▸ Material provided

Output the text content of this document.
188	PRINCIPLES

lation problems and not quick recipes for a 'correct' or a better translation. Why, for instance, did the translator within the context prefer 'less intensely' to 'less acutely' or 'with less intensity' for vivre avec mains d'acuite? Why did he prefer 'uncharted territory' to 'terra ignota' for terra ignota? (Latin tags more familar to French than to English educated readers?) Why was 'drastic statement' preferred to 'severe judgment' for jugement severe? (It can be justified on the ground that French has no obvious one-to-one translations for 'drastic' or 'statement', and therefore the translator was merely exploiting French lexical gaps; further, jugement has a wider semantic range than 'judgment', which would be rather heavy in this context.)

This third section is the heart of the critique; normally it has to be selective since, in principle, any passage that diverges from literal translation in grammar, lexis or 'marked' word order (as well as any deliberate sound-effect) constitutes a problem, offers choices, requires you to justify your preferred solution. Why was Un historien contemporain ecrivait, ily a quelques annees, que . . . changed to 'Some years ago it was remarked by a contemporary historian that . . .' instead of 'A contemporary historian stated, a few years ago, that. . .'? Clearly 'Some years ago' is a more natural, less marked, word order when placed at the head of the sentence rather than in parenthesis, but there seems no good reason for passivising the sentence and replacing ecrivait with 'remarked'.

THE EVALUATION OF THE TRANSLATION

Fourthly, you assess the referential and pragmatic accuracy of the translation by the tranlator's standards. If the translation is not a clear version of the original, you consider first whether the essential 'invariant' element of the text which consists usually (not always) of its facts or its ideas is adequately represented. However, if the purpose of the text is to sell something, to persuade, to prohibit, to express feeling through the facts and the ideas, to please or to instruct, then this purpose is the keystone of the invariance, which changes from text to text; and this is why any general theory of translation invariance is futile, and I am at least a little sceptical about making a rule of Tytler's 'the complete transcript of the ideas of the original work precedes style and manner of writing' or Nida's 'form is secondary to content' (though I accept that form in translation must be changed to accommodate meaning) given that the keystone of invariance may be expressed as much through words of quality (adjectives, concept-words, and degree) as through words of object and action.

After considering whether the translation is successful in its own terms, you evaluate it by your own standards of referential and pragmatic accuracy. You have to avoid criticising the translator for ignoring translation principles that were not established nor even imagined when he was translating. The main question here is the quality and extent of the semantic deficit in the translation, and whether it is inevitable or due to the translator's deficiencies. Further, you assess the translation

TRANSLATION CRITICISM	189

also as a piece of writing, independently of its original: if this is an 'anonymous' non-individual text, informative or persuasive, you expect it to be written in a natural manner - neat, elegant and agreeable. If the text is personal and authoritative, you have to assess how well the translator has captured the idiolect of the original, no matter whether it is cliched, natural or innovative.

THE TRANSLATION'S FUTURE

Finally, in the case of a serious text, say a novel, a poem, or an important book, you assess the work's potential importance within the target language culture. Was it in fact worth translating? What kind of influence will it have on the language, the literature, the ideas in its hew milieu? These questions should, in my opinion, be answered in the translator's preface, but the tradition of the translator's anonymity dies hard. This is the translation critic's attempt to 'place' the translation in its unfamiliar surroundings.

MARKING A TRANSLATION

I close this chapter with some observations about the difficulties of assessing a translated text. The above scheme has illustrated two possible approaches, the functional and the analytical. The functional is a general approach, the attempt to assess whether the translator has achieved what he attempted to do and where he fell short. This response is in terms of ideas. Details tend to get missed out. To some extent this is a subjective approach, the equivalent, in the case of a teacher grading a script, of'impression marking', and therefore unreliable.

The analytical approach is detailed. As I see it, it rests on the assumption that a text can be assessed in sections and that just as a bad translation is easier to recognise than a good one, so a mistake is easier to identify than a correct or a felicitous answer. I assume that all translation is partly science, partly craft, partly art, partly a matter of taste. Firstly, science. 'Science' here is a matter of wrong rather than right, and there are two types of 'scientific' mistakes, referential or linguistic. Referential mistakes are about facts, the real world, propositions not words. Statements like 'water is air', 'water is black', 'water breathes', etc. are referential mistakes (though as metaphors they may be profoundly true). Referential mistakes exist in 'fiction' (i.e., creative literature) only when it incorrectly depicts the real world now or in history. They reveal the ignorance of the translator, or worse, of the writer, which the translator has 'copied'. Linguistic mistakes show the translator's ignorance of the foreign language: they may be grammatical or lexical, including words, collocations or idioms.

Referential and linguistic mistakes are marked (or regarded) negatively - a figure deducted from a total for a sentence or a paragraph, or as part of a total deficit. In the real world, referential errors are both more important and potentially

▸ Exercise
Produce an exact copy of every entry above.

▸ Exercise result
Output the text content of this document.
188	PRINCIPLES

lation problems and not quick recipes for a 'correct' or a better translation. Why, for instance, did the translator within the context prefer 'less intensely' to 'less acutely' or 'with less intensity' for vivre avec mains d'acuite? Why did he prefer 'uncharted territory' to 'terra ignota' for terra ignota? (Latin tags more familar to French than to English educated readers?) Why was 'drastic statement' preferred to 'severe judgment' for jugement severe? (It can be justified on the ground that French has no obvious one-to-one translations for 'drastic' or 'statement', and therefore the translator was merely exploiting French lexical gaps; further, jugement has a wider semantic range than 'judgment', which would be rather heavy in this context.)

This third section is the heart of the critique; normally it has to be selective since, in principle, any passage that diverges from literal translation in grammar, lexis or 'marked' word order (as well as any deliberate sound-effect) constitutes a problem, offers choices, requires you to justify your preferred solution. Why was Un historien contemporain ecrivait, ily a quelques annees, que . . . changed to 'Some years ago it was remarked by a contemporary historian that . . .' instead of 'A contemporary historian stated, a few years ago, that. . .'? Clearly 'Some years ago' is a more natural, less marked, word order when placed at the head of the sentence rather than in parenthesis, but there seems no good reason for passivising the sentence and replacing ecrivait with 'remarked'.

THE EVALUATION OF THE TRANSLATION

Fourthly, you assess the referential and pragmatic accuracy of the translation by the tranlator's standards. If the translation is not a clear version of the original, you consider first whether the essential 'invariant' element of the text which consists usually (not always) of its facts or its ideas is adequately represented. However, if the purpose of the text is to sell something, to persuade, to prohibit, to express feeling through the facts and the ideas, to please or to instruct, then this purpose is the keystone of the invariance, which changes from text to text; and this is why any general theory of translation invariance is futile, and I am at least a little sceptical about making a rule of Tytler's 'the complete transcript of the ideas of the original work precedes style and manner of writing' or Nida's 'form is secondary to content' (though I accept that form in translation must be changed to accommodate meaning) given that the keystone of invariance may be expressed as much through words of quality (adjectives, concept-words, and degree) as through words of object and action.

After considering whether the translation is successful in its own terms, you evaluate it by your own standards of referential and pragmatic accuracy. You have to avoid criticising the translator for ignoring translation principles that were not established nor even imagined when he was translating. The main question here is the quality and extent of the semantic deficit in the translation, and whether it is inevitable or due to the translator's deficiencies. Further, you assess the translation

TRANSLATION CRITICISM	189

also as a piece of writing, independently of its original: if this is an 'anonymous' non-individual text, informative or persuasive, you expect it to be written in a natural manner - neat, elegant and agreeable. If the text is personal and authoritative, you have to assess how well the translator has captured the idiolect of the original, no matter whether it is cliched, natural or innovative.

THE TRANSLATION'S FUTURE

Finally, in the case of a serious text, say a novel, a poem, or an important book, you assess the work's potential importance within the target language culture. Was it in fact worth translating? What kind of influence will it have on the language, the literature, the ideas in its hew milieu? These questions should, in my opinion, be answered in the translator's preface, but the tradition of the translator's anonymity dies hard. This is the translation critic's attempt to 'place' the translation in its unfamiliar surroundings.

MARKING A TRANSLATION

I close this chapter with some observations about the difficulties of assessing a translated text. The above scheme has illustrated two possible approaches, the functional and the analytical. The functional is a general approach, the attempt to assess whether the translator has achieved what he attempted to do and where he fell short. This response is in terms of ideas. Details tend to get missed out. To some extent this is a subjective approach, the equivalent, in the case of a teacher grading a script, of'impression marking', and therefore unreliable.

The analytical approach is detailed. As I see it, it rests on the assumption that a text can be assessed in sections and that just as a bad translation is easier to recognise than a good one, so a mistake is easier to identify than a correct or a felicitous answer. I assume that all translation is partly science, partly craft, partly art, partly a matter of taste. Firstly, science. 'Science' here is a matter of wrong rather than right, and there are two types of 'scientific' mistakes, referential or linguistic. Referential mistakes are about facts, the real world, propositions not words. Statements like 'water is air', 'water is black', 'water breathes', etc. are referential mistakes (though as metaphors they may be profoundly true). Referential mistakes exist in 'fiction' (i.e., creative literature) only when it incorrectly depicts the real world now or in history. They reveal the ignorance of the translator, or worse, of the writer, which the translator has 'copied'. Linguistic mistakes show the translator's ignorance of the foreign language: they may be grammatical or lexical, including words, collocations or idioms.

Referential and linguistic mistakes are marked (or regarded) negatively - a figure deducted from a total for a sentence or a paragraph, or as part of a total deficit. In the real world, referential errors are both more important and potentially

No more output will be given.